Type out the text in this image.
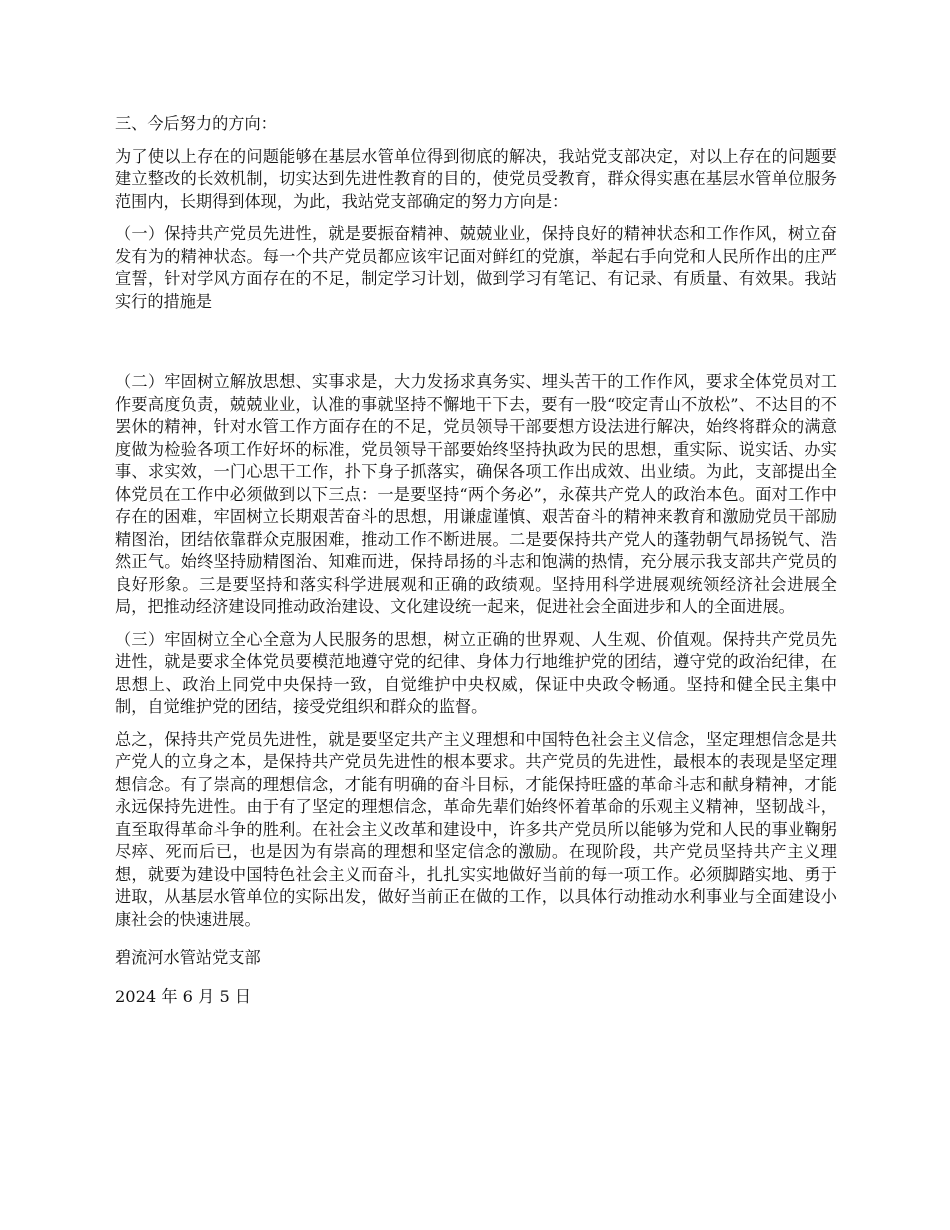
三、今后努力的方向：

为了使以上存在的问题能够在基层水管单位得到彻底的解决，我站党支部决定，对以上存在的问题要建立整改的长效机制，切实达到先进性教育的目的，使党员受教育，群众得实惠在基层水管单位服务范围内，长期得到体现，为此，我站党支部确定的努力方向是：

（一）保持共产党员先进性，就是要振奋精神、兢兢业业，保持良好的精神状态和工作作风，树立奋发有为的精神状态。每一个共产党员都应该牢记面对鲜红的党旗，举起右手向党和人民所作出的庄严宣誓，针对学风方面存在的不足，制定学习计划，做到学习有笔记、有记录、有质量、有效果。我站实行的措施是

（二）牢固树立解放思想、实事求是，大力发扬求真务实、埋头苦干的工作作风，要求全体党员对工作要高度负责，兢兢业业，认准的事就坚持不懈地干下去，要有一股“咬定青山不放松”、不达目的不罢休的精神，针对水管工作方面存在的不足，党员领导干部要想方设法进行解决，始终将群众的满意度做为检验各项工作好坏的标准，党员领导干部要始终坚持执政为民的思想，重实际、说实话、办实事、求实效，一门心思干工作，扑下身子抓落实，确保各项工作出成效、出业绩。为此，支部提出全体党员在工作中必须做到以下三点：一是要坚持“两个务必”，永葆共产党人的政治本色。面对工作中存在的困难，牢固树立长期艰苦奋斗的思想，用谦虚谨慎、艰苦奋斗的精神来教育和激励党员干部励精图治，团结依靠群众克服困难，推动工作不断进展。二是要保持共产党人的蓬勃朝气昂扬锐气、浩然正气。始终坚持励精图治、知难而进，保持昂扬的斗志和饱满的热情，充分展示我支部共产党员的良好形象。三是要坚持和落实科学进展观和正确的政绩观。坚持用科学进展观统领经济社会进展全局，把推动经济建设同推动政治建设、文化建设统一起来，促进社会全面进步和人的全面进展。

（三）牢固树立全心全意为人民服务的思想，树立正确的世界观、人生观、价值观。保持共产党员先进性，就是要求全体党员要模范地遵守党的纪律、身体力行地维护党的团结，遵守党的政治纪律，在思想上、政治上同党中央保持一致，自觉维护中央权威，保证中央政令畅通。坚持和健全民主集中制，自觉维护党的团结，接受党组织和群众的监督。

总之，保持共产党员先进性，就是要坚定共产主义理想和中国特色社会主义信念，坚定理想信念是共产党人的立身之本，是保持共产党员先进性的根本要求。共产党员的先进性，最根本的表现是坚定理想信念。有了崇高的理想信念，才能有明确的奋斗目标，才能保持旺盛的革命斗志和献身精神，才能永远保持先进性。由于有了坚定的理想信念，革命先辈们始终怀着革命的乐观主义精神，坚韧战斗，直至取得革命斗争的胜利。在社会主义改革和建设中，许多共产党员所以能够为党和人民的事业鞠躬尽瘁、死而后已，也是因为有崇高的理想和坚定信念的激励。在现阶段，共产党员坚持共产主义理想，就要为建设中国特色社会主义而奋斗，扎扎实实地做好当前的每一项工作。必须脚踏实地、勇于进取，从基层水管单位的实际出发，做好当前正在做的工作，以具体行动推动水利事业与全面建设小康社会的快速进展。

碧流河水管站党支部

2024 年 6 月 5 日
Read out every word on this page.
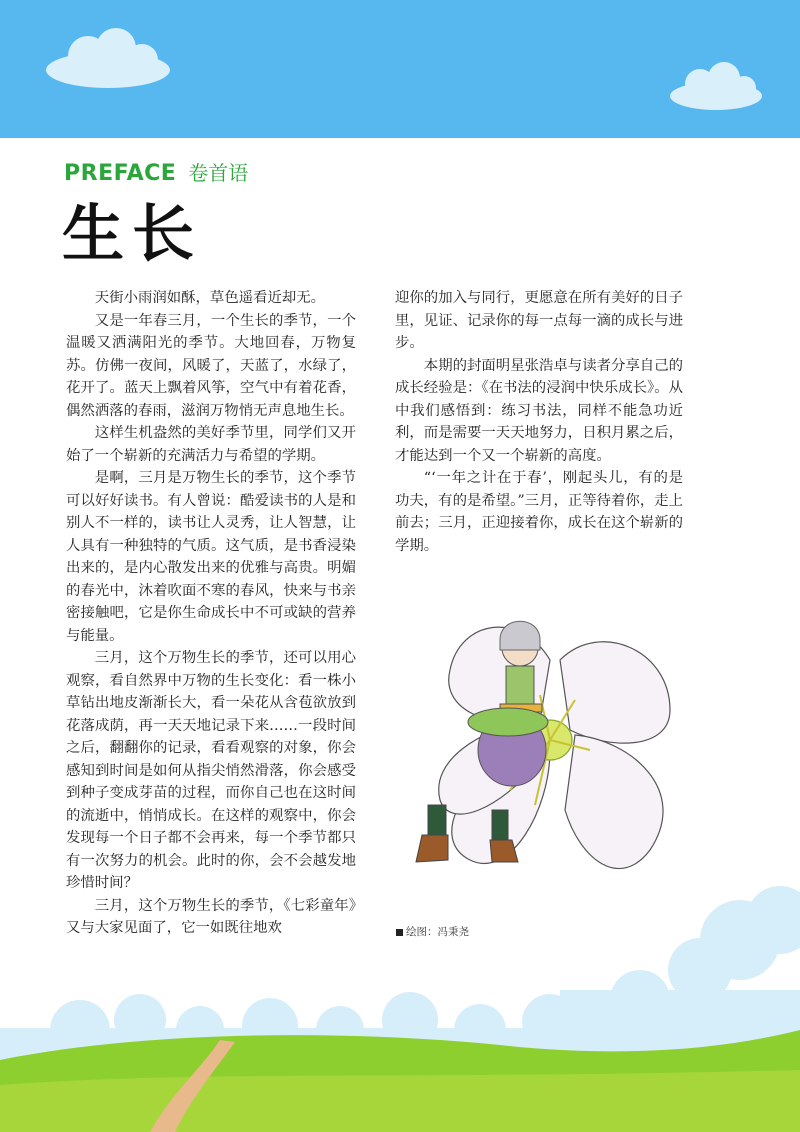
PREFACE 卷首语
生长

天街小雨润如酥，草色遥看近却无。

又是一年春三月，一个生长的季节，一个温暖又洒满阳光的季节。大地回春，万物复苏。仿佛一夜间，风暖了，天蓝了，水绿了，花开了。蓝天上飘着风筝，空气中有着花香，偶然洒落的春雨，滋润万物悄无声息地生长。

这样生机盎然的美好季节里，同学们又开始了一个崭新的充满活力与希望的学期。

是啊，三月是万物生长的季节，这个季节可以好好读书。有人曾说：酷爱读书的人是和别人不一样的，读书让人灵秀，让人智慧，让人具有一种独特的气质。这气质，是书香浸染出来的，是内心散发出来的优雅与高贵。明媚的春光中，沐着吹面不寒的春风，快来与书亲密接触吧，它是你生命成长中不可或缺的营养与能量。

三月，这个万物生长的季节，还可以用心观察，看自然界中万物的生长变化：看一株小草钻出地皮渐渐长大，看一朵花从含苞欲放到花落成荫，再一天天地记录下来……一段时间之后，翻翻你的记录，看看观察的对象，你会感知到时间是如何从指尖悄然滑落，你会感受到种子变成芽苗的过程，而你自己也在这时间的流逝中，悄悄成长。在这样的观察中，你会发现每一个日子都不会再来，每一个季节都只有一次努力的机会。此时的你，会不会越发地珍惜时间？

三月，这个万物生长的季节，《七彩童年》又与大家见面了，它一如既往地欢

迎你的加入与同行，更愿意在所有美好的日子里，见证、记录你的每一点每一滴的成长与进步。

本期的封面明星张浩卓与读者分享自己的成长经验是：《在书法的浸润中快乐成长》。从中我们感悟到：练习书法，同样不能急功近利，而是需要一天天地努力，日积月累之后，才能达到一个又一个崭新的高度。

“‘一年之计在于春’，刚起头儿，有的是功夫，有的是希望。”三月，正等待着你，走上前去；三月，正迎接着你，成长在这个崭新的学期。

绘图：冯秉尧
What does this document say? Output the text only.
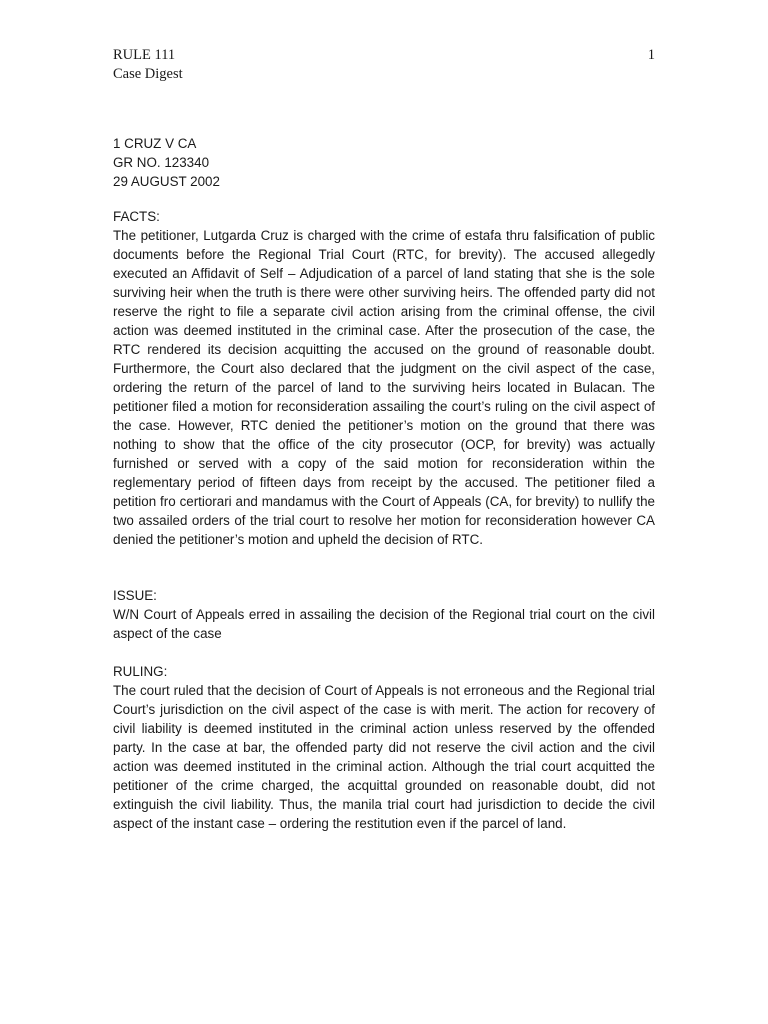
RULE 111
Case Digest
1
1 CRUZ V CA
GR NO. 123340
29 AUGUST 2002
FACTS:

The petitioner, Lutgarda Cruz is charged with the crime of estafa thru falsification of public documents before the Regional Trial Court (RTC, for brevity). The accused allegedly executed an Affidavit of Self – Adjudication of a parcel of land stating that she is the sole surviving heir when the truth is there were other surviving heirs. The offended party did not reserve the right to file a separate civil action arising from the criminal offense, the civil action was deemed instituted in the criminal case. After the prosecution of the case, the RTC rendered its decision acquitting the accused on the ground of reasonable doubt. Furthermore, the Court also declared that the judgment on the civil aspect of the case, ordering the return of the parcel of land to the surviving heirs located in Bulacan. The petitioner filed a motion for reconsideration assailing the court’s ruling on the civil aspect of the case. However, RTC denied the petitioner’s motion on the ground that there was nothing to show that the office of the city prosecutor (OCP, for brevity) was actually furnished or served with a copy of the said motion for reconsideration within the reglementary period of fifteen days from receipt by the accused. The petitioner filed a petition fro certiorari and mandamus with the Court of Appeals (CA, for brevity) to nullify the two assailed orders of the trial court to resolve her motion for reconsideration however CA denied the petitioner’s motion and upheld the decision of RTC.

ISSUE:

W/N Court of Appeals erred in assailing the decision of the Regional trial court on the civil aspect of the case

RULING:

The court ruled that the decision of Court of Appeals is not erroneous and the Regional trial Court’s jurisdiction on the civil aspect of the case is with merit. The action for recovery of civil liability is deemed instituted in the criminal action unless reserved by the offended party. In the case at bar, the offended party did not reserve the civil action and the civil action was deemed instituted in the criminal action. Although the trial court acquitted the petitioner of the crime charged, the acquittal grounded on reasonable doubt, did not extinguish the civil liability. Thus, the manila trial court had jurisdiction to decide the civil aspect of the instant case – ordering the restitution even if the parcel of land.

**PROBLEM TO WORK ON**
Copy each line of the listing in which the word "保持共产党员先进性" can be found.

**RIGHT ANSWER**
（一）保持共产党员先进性，就是要振奋精神、兢兢业业，保持良好的精神状态和工作作风，树立奋发有为的精神状态。每一个共产党员都应该牢记面对鲜红的党旗，举起右手向党和人民所作出的庄严宣誓，针对学风方面存在的不足，制定学习计划，做到学习有笔记、有记录、有质量、有效果。我站实行的措施是
（三）牢固树立全心全意为人民服务的思想，树立正确的世界观、人生观、价值观。保持共产党员先进性，就是要求全体党员要模范地遵守党的纪律、身体力行地维护党的团结，遵守党的政治纪律，在思想上、政治上同党中央保持一致，自觉维护中央权威，保证中央政令畅通。坚持和健全民主集中制，自觉维护党的团结，接受党组织和群众的监督。
总之，保持共产党员先进性，就是要坚定共产主义理想和中国特色社会主义信念，坚定理想信念是共产党人的立身之本，是保持共产党员先进性的根本要求。共产党员的先进性，最根本的表现是坚定理想信念。有了崇高的理想信念，才能有明确的奋斗目标，才能保持旺盛的革命斗志和献身精神，才能永远保持先进性。由于有了坚定的理想信念，革命先辈们始终怀着革命的乐观主义精神，坚韧战斗，直至取得革命斗争的胜利。在社会主义改革和建设中，许多共产党员所以能够为党和人民的事业鞠躬尽瘁、死而后已，也是因为有崇高的理想和坚定信念的激励。在现阶段，共产党员坚持共产主义理想，就要为建设中国特色社会主义而奋斗，扎扎实实地做好当前的每一项工作。必须脚踏实地、勇于进取，从基层水管单位的实际出发，做好当前正在做的工作，以具体行动推动水利事业与全面建设小康社会的快速进展。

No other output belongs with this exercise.